> _THE PROBLEM_
Lift out all lines below that contain "JSON".

> _RECORDS PROVIDED_
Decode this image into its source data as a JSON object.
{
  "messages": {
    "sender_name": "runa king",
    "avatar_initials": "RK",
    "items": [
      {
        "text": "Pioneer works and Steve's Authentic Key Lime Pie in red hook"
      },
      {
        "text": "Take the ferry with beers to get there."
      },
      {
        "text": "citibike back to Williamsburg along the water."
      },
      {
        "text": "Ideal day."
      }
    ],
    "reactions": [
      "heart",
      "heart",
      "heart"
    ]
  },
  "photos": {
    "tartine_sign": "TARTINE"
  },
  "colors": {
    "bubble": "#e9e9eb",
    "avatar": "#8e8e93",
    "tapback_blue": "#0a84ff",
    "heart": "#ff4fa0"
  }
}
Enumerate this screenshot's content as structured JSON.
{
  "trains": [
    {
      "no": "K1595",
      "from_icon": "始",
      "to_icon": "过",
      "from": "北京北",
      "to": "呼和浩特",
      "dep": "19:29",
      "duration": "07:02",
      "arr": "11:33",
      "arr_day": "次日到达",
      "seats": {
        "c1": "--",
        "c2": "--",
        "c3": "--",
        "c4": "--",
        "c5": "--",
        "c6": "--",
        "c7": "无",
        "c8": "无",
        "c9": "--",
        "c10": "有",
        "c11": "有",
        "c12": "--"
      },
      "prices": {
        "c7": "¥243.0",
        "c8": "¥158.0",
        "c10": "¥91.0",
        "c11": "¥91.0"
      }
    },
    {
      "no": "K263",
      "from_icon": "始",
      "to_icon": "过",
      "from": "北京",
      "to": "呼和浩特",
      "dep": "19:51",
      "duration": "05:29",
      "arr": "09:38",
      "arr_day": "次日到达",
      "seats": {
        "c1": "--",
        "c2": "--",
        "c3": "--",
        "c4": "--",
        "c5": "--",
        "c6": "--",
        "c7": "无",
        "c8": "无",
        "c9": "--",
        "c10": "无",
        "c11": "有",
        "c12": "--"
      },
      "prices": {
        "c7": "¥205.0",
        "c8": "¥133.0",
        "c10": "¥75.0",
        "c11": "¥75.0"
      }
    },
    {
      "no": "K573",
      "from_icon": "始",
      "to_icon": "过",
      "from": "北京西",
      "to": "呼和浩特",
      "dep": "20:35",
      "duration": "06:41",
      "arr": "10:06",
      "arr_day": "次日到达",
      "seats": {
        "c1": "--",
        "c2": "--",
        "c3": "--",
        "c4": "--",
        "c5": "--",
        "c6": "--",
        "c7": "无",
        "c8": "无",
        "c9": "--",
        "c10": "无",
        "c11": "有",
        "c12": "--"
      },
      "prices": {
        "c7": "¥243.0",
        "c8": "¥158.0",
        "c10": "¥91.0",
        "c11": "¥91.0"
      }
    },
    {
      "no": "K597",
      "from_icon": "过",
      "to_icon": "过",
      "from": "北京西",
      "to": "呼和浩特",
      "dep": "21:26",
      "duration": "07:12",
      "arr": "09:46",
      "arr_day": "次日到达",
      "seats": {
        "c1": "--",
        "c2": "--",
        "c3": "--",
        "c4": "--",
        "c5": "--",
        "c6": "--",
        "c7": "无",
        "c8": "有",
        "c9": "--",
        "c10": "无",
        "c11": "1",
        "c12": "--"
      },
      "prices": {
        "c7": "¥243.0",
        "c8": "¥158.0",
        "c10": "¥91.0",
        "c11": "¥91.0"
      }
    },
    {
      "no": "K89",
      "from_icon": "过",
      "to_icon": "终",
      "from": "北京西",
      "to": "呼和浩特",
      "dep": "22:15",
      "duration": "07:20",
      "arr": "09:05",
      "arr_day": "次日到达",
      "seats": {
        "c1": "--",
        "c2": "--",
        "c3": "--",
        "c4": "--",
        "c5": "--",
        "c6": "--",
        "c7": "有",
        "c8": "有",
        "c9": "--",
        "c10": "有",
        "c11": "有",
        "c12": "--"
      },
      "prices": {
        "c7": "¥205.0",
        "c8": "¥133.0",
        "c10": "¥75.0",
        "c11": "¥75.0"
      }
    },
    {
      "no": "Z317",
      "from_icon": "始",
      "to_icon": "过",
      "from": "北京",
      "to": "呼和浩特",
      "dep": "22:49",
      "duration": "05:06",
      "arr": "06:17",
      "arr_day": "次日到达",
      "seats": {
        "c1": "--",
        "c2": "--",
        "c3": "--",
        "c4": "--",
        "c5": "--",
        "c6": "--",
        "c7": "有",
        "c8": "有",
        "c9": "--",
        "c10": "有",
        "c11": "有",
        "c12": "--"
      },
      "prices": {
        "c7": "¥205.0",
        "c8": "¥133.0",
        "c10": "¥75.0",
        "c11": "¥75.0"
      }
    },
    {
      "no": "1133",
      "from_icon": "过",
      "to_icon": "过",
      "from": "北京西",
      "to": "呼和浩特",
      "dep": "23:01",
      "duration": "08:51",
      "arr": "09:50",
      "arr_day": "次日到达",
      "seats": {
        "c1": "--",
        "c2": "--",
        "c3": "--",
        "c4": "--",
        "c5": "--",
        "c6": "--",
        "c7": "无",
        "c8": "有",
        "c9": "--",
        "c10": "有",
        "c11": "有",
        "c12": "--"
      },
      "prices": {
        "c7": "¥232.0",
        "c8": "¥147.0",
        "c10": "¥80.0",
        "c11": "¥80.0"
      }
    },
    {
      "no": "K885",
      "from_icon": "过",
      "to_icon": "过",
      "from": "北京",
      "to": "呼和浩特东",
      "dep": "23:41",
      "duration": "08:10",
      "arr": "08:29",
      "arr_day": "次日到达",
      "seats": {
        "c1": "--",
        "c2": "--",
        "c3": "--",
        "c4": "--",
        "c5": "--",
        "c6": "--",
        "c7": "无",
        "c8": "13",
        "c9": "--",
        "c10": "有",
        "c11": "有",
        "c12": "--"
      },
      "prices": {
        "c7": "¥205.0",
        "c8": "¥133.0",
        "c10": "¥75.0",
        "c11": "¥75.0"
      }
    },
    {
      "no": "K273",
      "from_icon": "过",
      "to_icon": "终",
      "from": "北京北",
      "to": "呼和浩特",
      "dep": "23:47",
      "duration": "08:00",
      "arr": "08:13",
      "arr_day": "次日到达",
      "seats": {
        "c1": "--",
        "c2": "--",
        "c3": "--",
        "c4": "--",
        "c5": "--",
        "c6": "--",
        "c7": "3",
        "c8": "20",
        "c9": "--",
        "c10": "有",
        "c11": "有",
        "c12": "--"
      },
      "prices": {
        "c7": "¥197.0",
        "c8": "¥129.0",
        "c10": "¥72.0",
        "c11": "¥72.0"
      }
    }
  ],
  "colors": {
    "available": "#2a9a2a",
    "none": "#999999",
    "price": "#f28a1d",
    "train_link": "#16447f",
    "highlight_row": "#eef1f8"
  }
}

> _RESULT FOR THIS TASK_
Decode this image into its source data as a JSON object.
Enumerate this screenshot's content as structured JSON.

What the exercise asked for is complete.